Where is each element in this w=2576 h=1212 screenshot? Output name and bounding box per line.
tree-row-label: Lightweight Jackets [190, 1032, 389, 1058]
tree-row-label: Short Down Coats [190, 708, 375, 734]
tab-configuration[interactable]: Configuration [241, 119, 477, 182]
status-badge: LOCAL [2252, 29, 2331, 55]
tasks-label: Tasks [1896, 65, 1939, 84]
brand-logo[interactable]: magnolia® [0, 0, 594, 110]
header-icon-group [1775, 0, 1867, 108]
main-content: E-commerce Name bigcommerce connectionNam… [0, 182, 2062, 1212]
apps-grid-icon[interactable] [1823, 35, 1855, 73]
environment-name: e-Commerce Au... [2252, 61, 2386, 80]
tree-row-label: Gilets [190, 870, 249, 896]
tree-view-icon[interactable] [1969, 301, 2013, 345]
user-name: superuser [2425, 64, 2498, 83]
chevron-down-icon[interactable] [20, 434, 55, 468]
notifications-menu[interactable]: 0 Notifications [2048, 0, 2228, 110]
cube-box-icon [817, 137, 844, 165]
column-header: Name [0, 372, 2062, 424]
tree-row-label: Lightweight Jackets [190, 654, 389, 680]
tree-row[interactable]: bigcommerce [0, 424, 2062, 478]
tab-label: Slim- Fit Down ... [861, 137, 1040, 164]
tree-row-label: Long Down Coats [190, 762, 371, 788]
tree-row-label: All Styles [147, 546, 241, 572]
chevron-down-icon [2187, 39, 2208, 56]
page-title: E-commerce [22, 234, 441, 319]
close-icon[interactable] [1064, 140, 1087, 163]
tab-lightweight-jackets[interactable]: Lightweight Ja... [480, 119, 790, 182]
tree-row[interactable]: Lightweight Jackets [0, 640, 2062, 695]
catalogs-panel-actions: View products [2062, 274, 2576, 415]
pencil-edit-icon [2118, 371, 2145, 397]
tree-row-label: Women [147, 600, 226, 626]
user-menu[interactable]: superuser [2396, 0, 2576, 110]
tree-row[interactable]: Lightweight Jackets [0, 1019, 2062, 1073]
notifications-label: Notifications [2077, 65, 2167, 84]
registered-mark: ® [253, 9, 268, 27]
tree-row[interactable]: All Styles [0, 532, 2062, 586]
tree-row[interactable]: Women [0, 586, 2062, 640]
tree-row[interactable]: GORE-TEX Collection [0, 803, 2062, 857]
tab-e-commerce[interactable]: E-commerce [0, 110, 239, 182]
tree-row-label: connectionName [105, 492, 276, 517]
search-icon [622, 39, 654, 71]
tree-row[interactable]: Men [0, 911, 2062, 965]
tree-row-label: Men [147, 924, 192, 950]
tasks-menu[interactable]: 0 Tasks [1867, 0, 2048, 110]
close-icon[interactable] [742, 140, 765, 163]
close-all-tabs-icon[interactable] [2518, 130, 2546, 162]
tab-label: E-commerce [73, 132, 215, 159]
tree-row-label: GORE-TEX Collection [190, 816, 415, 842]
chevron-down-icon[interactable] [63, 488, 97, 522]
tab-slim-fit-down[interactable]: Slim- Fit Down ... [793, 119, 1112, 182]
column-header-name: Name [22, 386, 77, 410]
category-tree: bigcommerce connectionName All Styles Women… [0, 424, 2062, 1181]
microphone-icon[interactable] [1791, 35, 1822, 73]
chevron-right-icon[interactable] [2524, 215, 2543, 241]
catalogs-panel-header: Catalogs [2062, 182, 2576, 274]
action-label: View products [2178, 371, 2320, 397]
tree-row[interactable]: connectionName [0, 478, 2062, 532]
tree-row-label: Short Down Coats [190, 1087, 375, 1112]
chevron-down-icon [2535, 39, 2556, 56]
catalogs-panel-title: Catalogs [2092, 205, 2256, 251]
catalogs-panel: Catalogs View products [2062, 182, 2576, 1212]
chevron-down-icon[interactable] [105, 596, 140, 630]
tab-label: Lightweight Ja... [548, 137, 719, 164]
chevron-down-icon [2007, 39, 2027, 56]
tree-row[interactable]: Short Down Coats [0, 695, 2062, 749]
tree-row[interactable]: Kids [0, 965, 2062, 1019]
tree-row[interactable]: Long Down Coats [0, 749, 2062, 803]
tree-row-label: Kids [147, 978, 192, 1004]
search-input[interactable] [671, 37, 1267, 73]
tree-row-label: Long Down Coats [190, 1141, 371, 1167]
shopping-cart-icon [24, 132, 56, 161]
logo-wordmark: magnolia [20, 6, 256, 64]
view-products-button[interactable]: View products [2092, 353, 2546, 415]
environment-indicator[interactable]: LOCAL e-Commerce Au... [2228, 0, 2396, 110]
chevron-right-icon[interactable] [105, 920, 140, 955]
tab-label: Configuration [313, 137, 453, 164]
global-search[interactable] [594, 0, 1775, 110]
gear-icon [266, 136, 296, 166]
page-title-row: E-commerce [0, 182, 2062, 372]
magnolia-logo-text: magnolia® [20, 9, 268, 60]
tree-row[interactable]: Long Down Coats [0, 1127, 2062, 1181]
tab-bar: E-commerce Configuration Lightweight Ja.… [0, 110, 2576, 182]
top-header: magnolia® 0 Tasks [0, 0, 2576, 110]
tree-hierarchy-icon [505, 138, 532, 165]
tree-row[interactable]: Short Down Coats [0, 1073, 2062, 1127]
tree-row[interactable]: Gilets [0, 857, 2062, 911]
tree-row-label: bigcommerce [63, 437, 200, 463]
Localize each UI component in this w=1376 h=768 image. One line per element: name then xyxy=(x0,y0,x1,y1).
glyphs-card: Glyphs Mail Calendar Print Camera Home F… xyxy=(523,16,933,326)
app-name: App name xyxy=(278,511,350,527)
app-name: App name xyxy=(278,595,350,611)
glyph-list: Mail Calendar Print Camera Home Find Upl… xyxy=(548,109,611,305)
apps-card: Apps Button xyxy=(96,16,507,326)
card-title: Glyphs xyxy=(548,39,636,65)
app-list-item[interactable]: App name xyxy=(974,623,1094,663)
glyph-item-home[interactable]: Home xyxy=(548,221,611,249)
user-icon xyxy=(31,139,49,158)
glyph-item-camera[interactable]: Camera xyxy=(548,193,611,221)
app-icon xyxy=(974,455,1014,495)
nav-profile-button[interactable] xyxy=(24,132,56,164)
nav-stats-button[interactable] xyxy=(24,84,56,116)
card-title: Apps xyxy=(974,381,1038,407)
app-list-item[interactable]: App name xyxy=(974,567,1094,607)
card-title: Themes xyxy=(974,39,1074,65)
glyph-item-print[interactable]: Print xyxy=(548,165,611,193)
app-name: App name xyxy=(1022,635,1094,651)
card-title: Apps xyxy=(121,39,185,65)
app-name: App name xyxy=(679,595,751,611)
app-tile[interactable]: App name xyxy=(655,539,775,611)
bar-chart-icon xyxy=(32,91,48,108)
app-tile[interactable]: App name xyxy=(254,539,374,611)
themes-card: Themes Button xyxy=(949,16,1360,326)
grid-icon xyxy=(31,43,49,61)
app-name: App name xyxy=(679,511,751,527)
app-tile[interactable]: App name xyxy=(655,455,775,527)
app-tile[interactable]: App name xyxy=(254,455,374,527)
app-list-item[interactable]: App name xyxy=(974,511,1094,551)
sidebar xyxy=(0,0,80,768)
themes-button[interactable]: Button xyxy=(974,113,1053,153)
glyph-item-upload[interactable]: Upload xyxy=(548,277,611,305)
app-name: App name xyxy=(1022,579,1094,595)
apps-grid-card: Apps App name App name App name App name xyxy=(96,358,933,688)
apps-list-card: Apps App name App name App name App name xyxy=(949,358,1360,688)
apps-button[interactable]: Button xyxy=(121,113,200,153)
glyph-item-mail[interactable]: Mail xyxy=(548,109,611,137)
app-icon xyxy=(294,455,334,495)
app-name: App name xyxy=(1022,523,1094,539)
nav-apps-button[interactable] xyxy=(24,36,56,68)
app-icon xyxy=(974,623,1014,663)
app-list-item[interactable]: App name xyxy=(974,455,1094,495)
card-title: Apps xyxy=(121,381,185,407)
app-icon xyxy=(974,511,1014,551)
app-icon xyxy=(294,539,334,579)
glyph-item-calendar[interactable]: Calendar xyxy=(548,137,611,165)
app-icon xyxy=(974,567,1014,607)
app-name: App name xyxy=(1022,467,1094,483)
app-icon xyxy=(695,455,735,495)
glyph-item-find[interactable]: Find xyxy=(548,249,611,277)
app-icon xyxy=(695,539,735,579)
::::
What the task requires: Turn the lines above, from the first one through the one containing "tree-row-label: Men [147, 924, 192, 950]", into a Markdown table with two columns, Row and Line. Number each row and leave out any blank lines.

Written solution:
| Row | Line |
|---|---|
| 1 | Where is each element in this w=2576 h=1212 screenshot? Output name and bounding box per line. |
| 2 | tree-row-label: Lightweight Jackets [190, 1032, 389, 1058] |
| 3 | tree-row-label: Short Down Coats [190, 708, 375, 734] |
| 4 | tab-configuration[interactable]: Configuration [241, 119, 477, 182] |
| 5 | status-badge: LOCAL [2252, 29, 2331, 55] |
| 6 | tasks-label: Tasks [1896, 65, 1939, 84] |
| 7 | brand-logo[interactable]: magnolia® [0, 0, 594, 110] |
| 8 | header-icon-group [1775, 0, 1867, 108] |
| 9 | main-content: E-commerce Name bigcommerce connectionNam… [0, 182, 2062, 1212] |
| 10 | apps-grid-icon[interactable] [1823, 35, 1855, 73] |
| 11 | environment-name: e-Commerce Au... [2252, 61, 2386, 80] |
| 12 | tree-row-label: Gilets [190, 870, 249, 896] |
| 13 | tree-view-icon[interactable] [1969, 301, 2013, 345] |
| 14 | user-name: superuser [2425, 64, 2498, 83] |
| 15 | chevron-down-icon[interactable] [20, 434, 55, 468] |
| 16 | notifications-menu[interactable]: 0 Notifications [2048, 0, 2228, 110] |
| 17 | cube-box-icon [817, 137, 844, 165] |
| 18 | column-header: Name [0, 372, 2062, 424] |
| 19 | tree-row-label: Lightweight Jackets [190, 654, 389, 680] |
| 20 | tree-row[interactable]: bigcommerce [0, 424, 2062, 478] |
| 21 | tab-label: Slim- Fit Down ... [861, 137, 1040, 164] |
| 22 | tree-row-label: Long Down Coats [190, 762, 371, 788] |
| 23 | tree-row-label: All Styles [147, 546, 241, 572] |
| 24 | chevron-down-icon [2187, 39, 2208, 56] |
| 25 | page-title: E-commerce [22, 234, 441, 319] |
| 26 | close-icon[interactable] [1064, 140, 1087, 163] |
| 27 | tab-lightweight-jackets[interactable]: Lightweight Ja... [480, 119, 790, 182] |
| 28 | tree-row[interactable]: Lightweight Jackets [0, 640, 2062, 695] |
| 29 | catalogs-panel-actions: View products [2062, 274, 2576, 415] |
| 30 | pencil-edit-icon [2118, 371, 2145, 397] |
| 31 | tree-row-label: Women [147, 600, 226, 626] |
| 32 | user-menu[interactable]: superuser [2396, 0, 2576, 110] |
| 33 | tree-row[interactable]: Lightweight Jackets [0, 1019, 2062, 1073] |
| 34 | notifications-label: Notifications [2077, 65, 2167, 84] |
| 35 | registered-mark: ® [253, 9, 268, 27] |
| 36 | tree-row[interactable]: All Styles [0, 532, 2062, 586] |
| 37 | tree-row[interactable]: Women [0, 586, 2062, 640] |
| 38 | tree-row[interactable]: GORE-TEX Collection [0, 803, 2062, 857] |
| 39 | tab-e-commerce[interactable]: E-commerce [0, 110, 239, 182] |
| 40 | tree-row-label: connectionName [105, 492, 276, 517] |
| 41 | search-icon [622, 39, 654, 71] |
| 42 | tree-row[interactable]: Men [0, 911, 2062, 965] |
| 43 | tree-row-label: Men [147, 924, 192, 950] |